[Data items]
>>>

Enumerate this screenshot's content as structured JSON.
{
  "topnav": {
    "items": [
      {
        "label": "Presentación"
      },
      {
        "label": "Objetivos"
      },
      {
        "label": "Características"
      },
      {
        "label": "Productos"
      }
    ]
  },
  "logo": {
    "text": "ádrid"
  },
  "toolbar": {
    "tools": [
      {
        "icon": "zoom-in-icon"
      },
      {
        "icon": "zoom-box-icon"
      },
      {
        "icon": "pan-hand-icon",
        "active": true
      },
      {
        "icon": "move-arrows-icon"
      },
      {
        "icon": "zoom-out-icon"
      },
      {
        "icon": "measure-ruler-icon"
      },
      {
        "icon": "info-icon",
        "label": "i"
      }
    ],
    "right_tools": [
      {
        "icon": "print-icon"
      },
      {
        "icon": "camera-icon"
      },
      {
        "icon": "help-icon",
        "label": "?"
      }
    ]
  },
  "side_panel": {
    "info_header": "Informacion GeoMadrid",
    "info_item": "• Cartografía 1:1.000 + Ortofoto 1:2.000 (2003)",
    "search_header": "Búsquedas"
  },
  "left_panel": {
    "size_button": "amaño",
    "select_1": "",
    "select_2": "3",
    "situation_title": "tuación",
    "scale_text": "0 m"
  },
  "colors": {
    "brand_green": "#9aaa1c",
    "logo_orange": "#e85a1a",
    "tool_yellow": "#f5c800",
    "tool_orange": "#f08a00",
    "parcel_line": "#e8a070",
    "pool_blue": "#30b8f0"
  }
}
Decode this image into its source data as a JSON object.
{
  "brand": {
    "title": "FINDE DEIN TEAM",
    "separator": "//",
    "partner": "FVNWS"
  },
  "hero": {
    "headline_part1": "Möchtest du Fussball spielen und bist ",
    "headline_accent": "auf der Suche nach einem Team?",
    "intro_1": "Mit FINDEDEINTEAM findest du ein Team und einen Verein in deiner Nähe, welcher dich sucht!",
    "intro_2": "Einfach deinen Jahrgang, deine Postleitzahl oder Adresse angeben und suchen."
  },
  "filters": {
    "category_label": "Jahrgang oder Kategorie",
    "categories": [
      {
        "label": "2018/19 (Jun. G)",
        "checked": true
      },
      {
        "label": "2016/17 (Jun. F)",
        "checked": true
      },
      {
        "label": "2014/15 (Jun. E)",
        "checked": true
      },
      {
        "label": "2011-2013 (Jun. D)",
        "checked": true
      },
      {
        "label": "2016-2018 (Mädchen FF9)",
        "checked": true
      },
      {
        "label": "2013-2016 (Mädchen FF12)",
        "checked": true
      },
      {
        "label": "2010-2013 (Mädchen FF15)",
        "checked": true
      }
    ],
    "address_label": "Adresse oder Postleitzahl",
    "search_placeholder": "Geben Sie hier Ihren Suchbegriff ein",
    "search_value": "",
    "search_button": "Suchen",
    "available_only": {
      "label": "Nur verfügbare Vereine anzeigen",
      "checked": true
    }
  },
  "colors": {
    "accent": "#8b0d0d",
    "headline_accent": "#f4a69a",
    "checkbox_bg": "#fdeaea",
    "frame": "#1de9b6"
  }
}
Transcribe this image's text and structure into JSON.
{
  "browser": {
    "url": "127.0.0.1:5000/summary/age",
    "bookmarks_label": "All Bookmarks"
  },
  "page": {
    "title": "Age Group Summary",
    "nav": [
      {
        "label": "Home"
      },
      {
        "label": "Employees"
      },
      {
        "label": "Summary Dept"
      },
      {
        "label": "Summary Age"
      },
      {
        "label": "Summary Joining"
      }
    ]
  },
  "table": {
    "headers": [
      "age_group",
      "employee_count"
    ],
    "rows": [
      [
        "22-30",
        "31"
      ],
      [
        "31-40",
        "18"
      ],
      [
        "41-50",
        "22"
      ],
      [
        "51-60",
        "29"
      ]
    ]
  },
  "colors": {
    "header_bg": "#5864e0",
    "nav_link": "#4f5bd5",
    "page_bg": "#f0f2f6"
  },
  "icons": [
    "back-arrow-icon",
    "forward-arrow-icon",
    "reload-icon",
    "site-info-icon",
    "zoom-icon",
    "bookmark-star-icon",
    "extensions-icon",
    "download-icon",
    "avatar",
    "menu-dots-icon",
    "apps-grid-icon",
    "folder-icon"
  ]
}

<<<

*SET PROBLEM*
Go through the listing above and work out how many lines contain the string "Jahrgang". Reply with the number alone.

*OUTPUT OF THE EXERCISE*
2